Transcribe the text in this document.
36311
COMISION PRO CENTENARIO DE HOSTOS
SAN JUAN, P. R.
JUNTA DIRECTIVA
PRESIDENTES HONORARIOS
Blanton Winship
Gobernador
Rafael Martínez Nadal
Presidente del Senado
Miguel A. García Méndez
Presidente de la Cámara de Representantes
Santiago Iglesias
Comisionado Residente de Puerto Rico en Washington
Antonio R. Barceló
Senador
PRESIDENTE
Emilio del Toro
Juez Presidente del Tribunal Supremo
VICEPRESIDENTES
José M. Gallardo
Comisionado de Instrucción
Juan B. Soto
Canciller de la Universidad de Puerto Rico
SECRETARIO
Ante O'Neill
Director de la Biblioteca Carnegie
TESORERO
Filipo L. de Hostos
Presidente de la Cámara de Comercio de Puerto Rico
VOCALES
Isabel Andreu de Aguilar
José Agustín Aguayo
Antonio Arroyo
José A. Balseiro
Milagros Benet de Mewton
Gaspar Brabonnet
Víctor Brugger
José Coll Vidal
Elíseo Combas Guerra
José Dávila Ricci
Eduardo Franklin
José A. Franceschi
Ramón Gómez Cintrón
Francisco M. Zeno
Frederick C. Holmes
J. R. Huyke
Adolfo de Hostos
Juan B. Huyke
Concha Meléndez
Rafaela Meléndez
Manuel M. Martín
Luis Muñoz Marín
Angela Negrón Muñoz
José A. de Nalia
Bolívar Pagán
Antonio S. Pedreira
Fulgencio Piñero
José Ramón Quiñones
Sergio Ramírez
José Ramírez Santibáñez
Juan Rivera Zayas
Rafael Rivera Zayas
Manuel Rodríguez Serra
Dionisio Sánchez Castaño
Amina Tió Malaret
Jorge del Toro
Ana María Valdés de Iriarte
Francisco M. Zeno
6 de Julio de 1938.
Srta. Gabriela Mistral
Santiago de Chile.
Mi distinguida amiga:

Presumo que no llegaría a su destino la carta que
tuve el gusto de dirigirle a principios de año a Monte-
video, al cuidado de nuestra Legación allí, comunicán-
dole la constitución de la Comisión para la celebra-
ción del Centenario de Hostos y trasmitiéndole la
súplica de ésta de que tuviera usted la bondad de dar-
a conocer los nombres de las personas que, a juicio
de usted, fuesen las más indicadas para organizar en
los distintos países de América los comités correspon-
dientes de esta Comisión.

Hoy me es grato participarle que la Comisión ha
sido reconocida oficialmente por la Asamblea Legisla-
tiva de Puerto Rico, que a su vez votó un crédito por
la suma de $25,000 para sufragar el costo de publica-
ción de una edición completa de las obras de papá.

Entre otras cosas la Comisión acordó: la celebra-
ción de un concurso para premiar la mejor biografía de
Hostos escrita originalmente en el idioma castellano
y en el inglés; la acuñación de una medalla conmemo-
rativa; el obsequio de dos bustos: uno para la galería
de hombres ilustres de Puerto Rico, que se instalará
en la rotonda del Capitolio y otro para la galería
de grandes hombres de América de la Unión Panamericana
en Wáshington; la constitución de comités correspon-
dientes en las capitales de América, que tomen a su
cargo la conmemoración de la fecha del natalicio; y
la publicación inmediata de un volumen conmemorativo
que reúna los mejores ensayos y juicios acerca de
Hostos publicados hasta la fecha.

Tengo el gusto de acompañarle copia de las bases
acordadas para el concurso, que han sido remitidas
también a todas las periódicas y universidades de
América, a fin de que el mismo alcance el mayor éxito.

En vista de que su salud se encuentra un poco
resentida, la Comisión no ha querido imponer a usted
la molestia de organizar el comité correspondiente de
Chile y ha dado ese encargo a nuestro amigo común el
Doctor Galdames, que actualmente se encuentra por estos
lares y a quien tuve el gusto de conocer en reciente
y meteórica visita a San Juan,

----------------

**Task objective:**
Return all of the data precisely as it appears.

**Response for this exercise:**
Transcribe the text in this document.
36311
COMISION PRO CENTENARIO DE HOSTOS
SAN JUAN, P. R.
JUNTA DIRECTIVA
PRESIDENTES HONORARIOS
Blanton Winship
Gobernador
Rafael Martínez Nadal
Presidente del Senado
Miguel A. García Méndez
Presidente de la Cámara de Representantes
Santiago Iglesias
Comisionado Residente de Puerto Rico en Washington
Antonio R. Barceló
Senador
PRESIDENTE
Emilio del Toro
Juez Presidente del Tribunal Supremo
VICEPRESIDENTES
José M. Gallardo
Comisionado de Instrucción
Juan B. Soto
Canciller de la Universidad de Puerto Rico
SECRETARIO
Ante O'Neill
Director de la Biblioteca Carnegie
TESORERO
Filipo L. de Hostos
Presidente de la Cámara de Comercio de Puerto Rico
VOCALES
Isabel Andreu de Aguilar
José Agustín Aguayo
Antonio Arroyo
José A. Balseiro
Milagros Benet de Mewton
Gaspar Brabonnet
Víctor Brugger
José Coll Vidal
Elíseo Combas Guerra
José Dávila Ricci
Eduardo Franklin
José A. Franceschi
Ramón Gómez Cintrón
Francisco M. Zeno
Frederick C. Holmes
J. R. Huyke
Adolfo de Hostos
Juan B. Huyke
Concha Meléndez
Rafaela Meléndez
Manuel M. Martín
Luis Muñoz Marín
Angela Negrón Muñoz
José A. de Nalia
Bolívar Pagán
Antonio S. Pedreira
Fulgencio Piñero
José Ramón Quiñones
Sergio Ramírez
José Ramírez Santibáñez
Juan Rivera Zayas
Rafael Rivera Zayas
Manuel Rodríguez Serra
Dionisio Sánchez Castaño
Amina Tió Malaret
Jorge del Toro
Ana María Valdés de Iriarte
Francisco M. Zeno
6 de Julio de 1938.
Srta. Gabriela Mistral
Santiago de Chile.
Mi distinguida amiga:

Presumo que no llegaría a su destino la carta que
tuve el gusto de dirigirle a principios de año a Monte-
video, al cuidado de nuestra Legación allí, comunicán-
dole la constitución de la Comisión para la celebra-
ción del Centenario de Hostos y trasmitiéndole la
súplica de ésta de que tuviera usted la bondad de dar-
a conocer los nombres de las personas que, a juicio
de usted, fuesen las más indicadas para organizar en
los distintos países de América los comités correspon-
dientes de esta Comisión.

Hoy me es grato participarle que la Comisión ha
sido reconocida oficialmente por la Asamblea Legisla-
tiva de Puerto Rico, que a su vez votó un crédito por
la suma de $25,000 para sufragar el costo de publica-
ción de una edición completa de las obras de papá.

Entre otras cosas la Comisión acordó: la celebra-
ción de un concurso para premiar la mejor biografía de
Hostos escrita originalmente en el idioma castellano
y en el inglés; la acuñación de una medalla conmemo-
rativa; el obsequio de dos bustos: uno para la galería
de hombres ilustres de Puerto Rico, que se instalará
en la rotonda del Capitolio y otro para la galería
de grandes hombres de América de la Unión Panamericana
en Wáshington; la constitución de comités correspon-
dientes en las capitales de América, que tomen a su
cargo la conmemoración de la fecha del natalicio; y
la publicación inmediata de un volumen conmemorativo
que reúna los mejores ensayos y juicios acerca de
Hostos publicados hasta la fecha.

Tengo el gusto de acompañarle copia de las bases
acordadas para el concurso, que han sido remitidas
también a todas las periódicas y universidades de
América, a fin de que el mismo alcance el mayor éxito.

En vista de que su salud se encuentra un poco
resentida, la Comisión no ha querido imponer a usted
la molestia de organizar el comité correspondiente de
Chile y ha dado ese encargo a nuestro amigo común el
Doctor Galdames, que actualmente se encuentra por estos
lares y a quien tuve el gusto de conocer en reciente
y meteórica visita a San Juan,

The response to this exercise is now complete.